**WORK TO DO:**
Pull out every line of the entries below that contains the string "operates", and copy each one in full. Case counts.

**DATASET CONTENT:**
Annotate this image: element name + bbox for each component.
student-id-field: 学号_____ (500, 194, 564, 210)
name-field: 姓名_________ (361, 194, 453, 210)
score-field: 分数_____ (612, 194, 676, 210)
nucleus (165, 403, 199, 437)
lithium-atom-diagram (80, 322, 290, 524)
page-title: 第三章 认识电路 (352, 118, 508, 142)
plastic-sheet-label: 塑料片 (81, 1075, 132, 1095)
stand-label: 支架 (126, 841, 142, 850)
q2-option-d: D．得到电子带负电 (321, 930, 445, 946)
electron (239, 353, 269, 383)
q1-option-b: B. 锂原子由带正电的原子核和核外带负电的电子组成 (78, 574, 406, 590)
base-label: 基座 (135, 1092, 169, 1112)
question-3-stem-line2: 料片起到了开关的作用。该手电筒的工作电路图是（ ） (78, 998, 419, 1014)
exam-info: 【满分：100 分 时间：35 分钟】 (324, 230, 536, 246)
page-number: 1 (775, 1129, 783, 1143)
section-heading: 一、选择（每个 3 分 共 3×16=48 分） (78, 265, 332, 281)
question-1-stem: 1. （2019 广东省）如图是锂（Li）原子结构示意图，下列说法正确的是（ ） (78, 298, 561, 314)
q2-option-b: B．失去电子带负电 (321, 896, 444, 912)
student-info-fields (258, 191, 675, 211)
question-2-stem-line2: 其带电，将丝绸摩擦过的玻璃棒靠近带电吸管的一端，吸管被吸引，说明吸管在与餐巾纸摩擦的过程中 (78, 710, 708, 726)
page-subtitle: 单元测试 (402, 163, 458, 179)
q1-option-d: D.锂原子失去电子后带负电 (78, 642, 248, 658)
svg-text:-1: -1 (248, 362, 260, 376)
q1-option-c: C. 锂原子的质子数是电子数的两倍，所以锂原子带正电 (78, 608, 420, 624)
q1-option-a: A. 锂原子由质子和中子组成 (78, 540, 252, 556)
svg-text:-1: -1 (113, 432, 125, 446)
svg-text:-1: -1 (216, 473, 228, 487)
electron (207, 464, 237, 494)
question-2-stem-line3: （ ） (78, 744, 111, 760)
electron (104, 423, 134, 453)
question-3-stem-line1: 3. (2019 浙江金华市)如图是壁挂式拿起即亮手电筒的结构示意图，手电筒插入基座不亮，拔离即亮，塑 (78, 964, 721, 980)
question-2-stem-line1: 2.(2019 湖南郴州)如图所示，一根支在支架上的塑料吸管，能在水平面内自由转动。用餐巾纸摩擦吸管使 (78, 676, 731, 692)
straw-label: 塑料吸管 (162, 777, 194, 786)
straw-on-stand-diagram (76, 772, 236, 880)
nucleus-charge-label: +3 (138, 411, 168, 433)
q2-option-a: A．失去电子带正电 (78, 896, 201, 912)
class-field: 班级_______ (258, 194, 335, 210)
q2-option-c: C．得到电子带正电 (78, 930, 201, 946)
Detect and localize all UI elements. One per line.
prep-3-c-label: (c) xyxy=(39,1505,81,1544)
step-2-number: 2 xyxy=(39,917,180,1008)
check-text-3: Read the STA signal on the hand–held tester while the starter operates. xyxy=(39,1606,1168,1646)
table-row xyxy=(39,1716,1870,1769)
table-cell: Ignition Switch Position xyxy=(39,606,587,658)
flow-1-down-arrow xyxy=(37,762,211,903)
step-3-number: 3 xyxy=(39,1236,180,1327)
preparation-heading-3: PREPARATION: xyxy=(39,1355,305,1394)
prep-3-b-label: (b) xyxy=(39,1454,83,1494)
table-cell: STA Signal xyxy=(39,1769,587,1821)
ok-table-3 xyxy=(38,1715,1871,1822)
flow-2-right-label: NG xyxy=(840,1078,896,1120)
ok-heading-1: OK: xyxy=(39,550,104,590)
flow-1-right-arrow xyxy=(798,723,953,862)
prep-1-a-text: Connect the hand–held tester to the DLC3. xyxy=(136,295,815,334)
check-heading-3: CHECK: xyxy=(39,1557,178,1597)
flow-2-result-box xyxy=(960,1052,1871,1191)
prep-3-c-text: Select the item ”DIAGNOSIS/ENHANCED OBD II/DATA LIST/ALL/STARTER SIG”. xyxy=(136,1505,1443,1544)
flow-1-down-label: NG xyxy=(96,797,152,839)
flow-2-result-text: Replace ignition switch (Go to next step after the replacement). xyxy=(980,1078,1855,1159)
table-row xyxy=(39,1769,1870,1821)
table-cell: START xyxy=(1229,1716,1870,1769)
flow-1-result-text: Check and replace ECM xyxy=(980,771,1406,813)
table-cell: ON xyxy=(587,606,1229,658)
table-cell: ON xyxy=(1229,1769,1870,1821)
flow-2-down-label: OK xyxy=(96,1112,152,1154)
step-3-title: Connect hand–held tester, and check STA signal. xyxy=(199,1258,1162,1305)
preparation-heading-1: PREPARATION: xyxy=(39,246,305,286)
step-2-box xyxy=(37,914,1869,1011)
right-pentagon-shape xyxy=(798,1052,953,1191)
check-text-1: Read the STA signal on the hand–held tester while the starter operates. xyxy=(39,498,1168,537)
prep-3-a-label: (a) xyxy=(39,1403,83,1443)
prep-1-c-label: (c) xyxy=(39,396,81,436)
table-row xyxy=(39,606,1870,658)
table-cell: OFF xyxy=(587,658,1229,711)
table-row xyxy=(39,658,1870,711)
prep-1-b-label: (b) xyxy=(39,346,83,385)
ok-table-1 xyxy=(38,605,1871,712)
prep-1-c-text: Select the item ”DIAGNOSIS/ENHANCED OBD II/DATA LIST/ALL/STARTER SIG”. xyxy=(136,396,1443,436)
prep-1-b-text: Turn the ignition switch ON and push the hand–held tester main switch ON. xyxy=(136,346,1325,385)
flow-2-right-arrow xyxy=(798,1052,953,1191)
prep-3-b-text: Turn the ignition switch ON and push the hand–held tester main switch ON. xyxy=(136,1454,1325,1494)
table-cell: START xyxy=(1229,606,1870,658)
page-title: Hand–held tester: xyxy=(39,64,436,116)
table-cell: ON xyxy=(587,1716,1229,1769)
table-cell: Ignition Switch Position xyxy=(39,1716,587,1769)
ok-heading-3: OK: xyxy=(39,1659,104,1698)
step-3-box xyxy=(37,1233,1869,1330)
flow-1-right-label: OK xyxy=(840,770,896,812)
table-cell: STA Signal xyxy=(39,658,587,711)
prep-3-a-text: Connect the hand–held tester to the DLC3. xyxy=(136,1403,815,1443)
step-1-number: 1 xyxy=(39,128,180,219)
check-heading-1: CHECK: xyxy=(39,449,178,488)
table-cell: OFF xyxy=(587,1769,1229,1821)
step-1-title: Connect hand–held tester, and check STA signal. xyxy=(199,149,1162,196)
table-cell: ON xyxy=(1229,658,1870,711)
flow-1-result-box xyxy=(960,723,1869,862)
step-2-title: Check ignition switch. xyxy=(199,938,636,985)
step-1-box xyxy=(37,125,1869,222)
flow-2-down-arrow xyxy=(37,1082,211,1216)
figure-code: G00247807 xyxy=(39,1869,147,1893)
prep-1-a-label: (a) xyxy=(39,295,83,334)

**EXERCISE ANSWER:**
check-text-3: Read the STA signal on the hand–held tester while the starter operates. xyxy=(39,1606,1168,1646)
check-text-1: Read the STA signal on the hand–held tester while the starter operates. xyxy=(39,498,1168,537)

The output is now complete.